== RECORDED INFORMATION ==
• • • • •
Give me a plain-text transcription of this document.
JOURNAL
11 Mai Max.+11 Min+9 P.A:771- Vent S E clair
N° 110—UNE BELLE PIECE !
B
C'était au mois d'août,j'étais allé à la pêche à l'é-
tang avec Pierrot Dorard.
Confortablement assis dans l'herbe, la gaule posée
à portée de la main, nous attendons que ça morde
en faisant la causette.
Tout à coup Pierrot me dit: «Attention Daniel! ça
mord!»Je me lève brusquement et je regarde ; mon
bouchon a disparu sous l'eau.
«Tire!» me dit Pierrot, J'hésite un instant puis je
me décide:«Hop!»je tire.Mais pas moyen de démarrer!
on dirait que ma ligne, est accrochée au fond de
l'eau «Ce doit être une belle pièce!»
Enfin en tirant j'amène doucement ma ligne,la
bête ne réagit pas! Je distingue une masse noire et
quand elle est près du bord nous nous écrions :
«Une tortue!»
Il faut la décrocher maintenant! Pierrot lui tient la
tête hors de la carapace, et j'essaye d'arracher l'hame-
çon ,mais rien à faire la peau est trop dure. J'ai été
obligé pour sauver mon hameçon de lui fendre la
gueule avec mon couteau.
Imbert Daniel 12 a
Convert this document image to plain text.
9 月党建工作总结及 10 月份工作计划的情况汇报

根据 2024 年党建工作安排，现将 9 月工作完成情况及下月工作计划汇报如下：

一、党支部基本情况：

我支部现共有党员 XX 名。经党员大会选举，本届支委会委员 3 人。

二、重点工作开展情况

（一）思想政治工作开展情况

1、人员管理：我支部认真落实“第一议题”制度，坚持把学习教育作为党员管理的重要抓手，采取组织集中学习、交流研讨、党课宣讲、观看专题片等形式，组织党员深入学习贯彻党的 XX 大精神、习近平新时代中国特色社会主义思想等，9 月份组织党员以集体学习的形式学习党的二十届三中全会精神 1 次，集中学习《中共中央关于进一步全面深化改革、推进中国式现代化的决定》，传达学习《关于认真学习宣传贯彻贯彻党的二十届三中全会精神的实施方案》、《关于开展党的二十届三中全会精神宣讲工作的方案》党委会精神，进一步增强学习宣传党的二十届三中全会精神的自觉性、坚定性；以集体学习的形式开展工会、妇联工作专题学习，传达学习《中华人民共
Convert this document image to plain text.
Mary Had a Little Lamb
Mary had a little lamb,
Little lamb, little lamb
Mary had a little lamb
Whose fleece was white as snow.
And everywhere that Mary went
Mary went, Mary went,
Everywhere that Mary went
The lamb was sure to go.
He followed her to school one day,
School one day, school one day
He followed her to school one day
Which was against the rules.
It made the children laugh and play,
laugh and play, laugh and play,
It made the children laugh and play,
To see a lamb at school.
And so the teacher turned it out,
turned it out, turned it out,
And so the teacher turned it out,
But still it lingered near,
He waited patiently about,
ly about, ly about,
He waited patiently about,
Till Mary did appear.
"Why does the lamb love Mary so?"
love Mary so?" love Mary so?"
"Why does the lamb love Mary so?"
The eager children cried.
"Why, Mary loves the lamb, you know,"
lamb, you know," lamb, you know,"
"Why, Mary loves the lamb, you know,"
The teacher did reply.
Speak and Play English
• • • • •
== WHAT IS BEING ASKED ==
Send back every record, precisely as written.

== WRITTEN ANSWER ==
Give me a plain-text transcription of this document.
JOURNAL
11 Mai Max.+11 Min+9 P.A:771- Vent S E clair
N° 110—UNE BELLE PIECE !
B
C'était au mois d'août,j'étais allé à la pêche à l'é-
tang avec Pierrot Dorard.
Confortablement assis dans l'herbe, la gaule posée
à portée de la main, nous attendons que ça morde
en faisant la causette.
Tout à coup Pierrot me dit: «Attention Daniel! ça
mord!»Je me lève brusquement et je regarde ; mon
bouchon a disparu sous l'eau.
«Tire!» me dit Pierrot, J'hésite un instant puis je
me décide:«Hop!»je tire.Mais pas moyen de démarrer!
on dirait que ma ligne, est accrochée au fond de
l'eau «Ce doit être une belle pièce!»
Enfin en tirant j'amène doucement ma ligne,la
bête ne réagit pas! Je distingue une masse noire et
quand elle est près du bord nous nous écrions :
«Une tortue!»
Il faut la décrocher maintenant! Pierrot lui tient la
tête hors de la carapace, et j'essaye d'arracher l'hame-
çon ,mais rien à faire la peau est trop dure. J'ai été
obligé pour sauver mon hameçon de lui fendre la
gueule avec mon couteau.
Imbert Daniel 12 a
Convert this document image to plain text.
9 月党建工作总结及 10 月份工作计划的情况汇报

根据 2024 年党建工作安排，现将 9 月工作完成情况及下月工作计划汇报如下：

一、党支部基本情况：

我支部现共有党员 XX 名。经党员大会选举，本届支委会委员 3 人。

二、重点工作开展情况

（一）思想政治工作开展情况

1、人员管理：我支部认真落实“第一议题”制度，坚持把学习教育作为党员管理的重要抓手，采取组织集中学习、交流研讨、党课宣讲、观看专题片等形式，组织党员深入学习贯彻党的 XX 大精神、习近平新时代中国特色社会主义思想等，9 月份组织党员以集体学习的形式学习党的二十届三中全会精神 1 次，集中学习《中共中央关于进一步全面深化改革、推进中国式现代化的决定》，传达学习《关于认真学习宣传贯彻贯彻党的二十届三中全会精神的实施方案》、《关于开展党的二十届三中全会精神宣讲工作的方案》党委会精神，进一步增强学习宣传党的二十届三中全会精神的自觉性、坚定性；以集体学习的形式开展工会、妇联工作专题学习，传达学习《中华人民共
Convert this document image to plain text.
Mary Had a Little Lamb
Mary had a little lamb,
Little lamb, little lamb
Mary had a little lamb
Whose fleece was white as snow.
And everywhere that Mary went
Mary went, Mary went,
Everywhere that Mary went
The lamb was sure to go.
He followed her to school one day,
School one day, school one day
He followed her to school one day
Which was against the rules.
It made the children laugh and play,
laugh and play, laugh and play,
It made the children laugh and play,
To see a lamb at school.
And so the teacher turned it out,
turned it out, turned it out,
And so the teacher turned it out,
But still it lingered near,
He waited patiently about,
ly about, ly about,
He waited patiently about,
Till Mary did appear.
"Why does the lamb love Mary so?"
love Mary so?" love Mary so?"
"Why does the lamb love Mary so?"
The eager children cried.
"Why, Mary loves the lamb, you know,"
lamb, you know," lamb, you know,"
"Why, Mary loves the lamb, you know,"
The teacher did reply.
Speak and Play English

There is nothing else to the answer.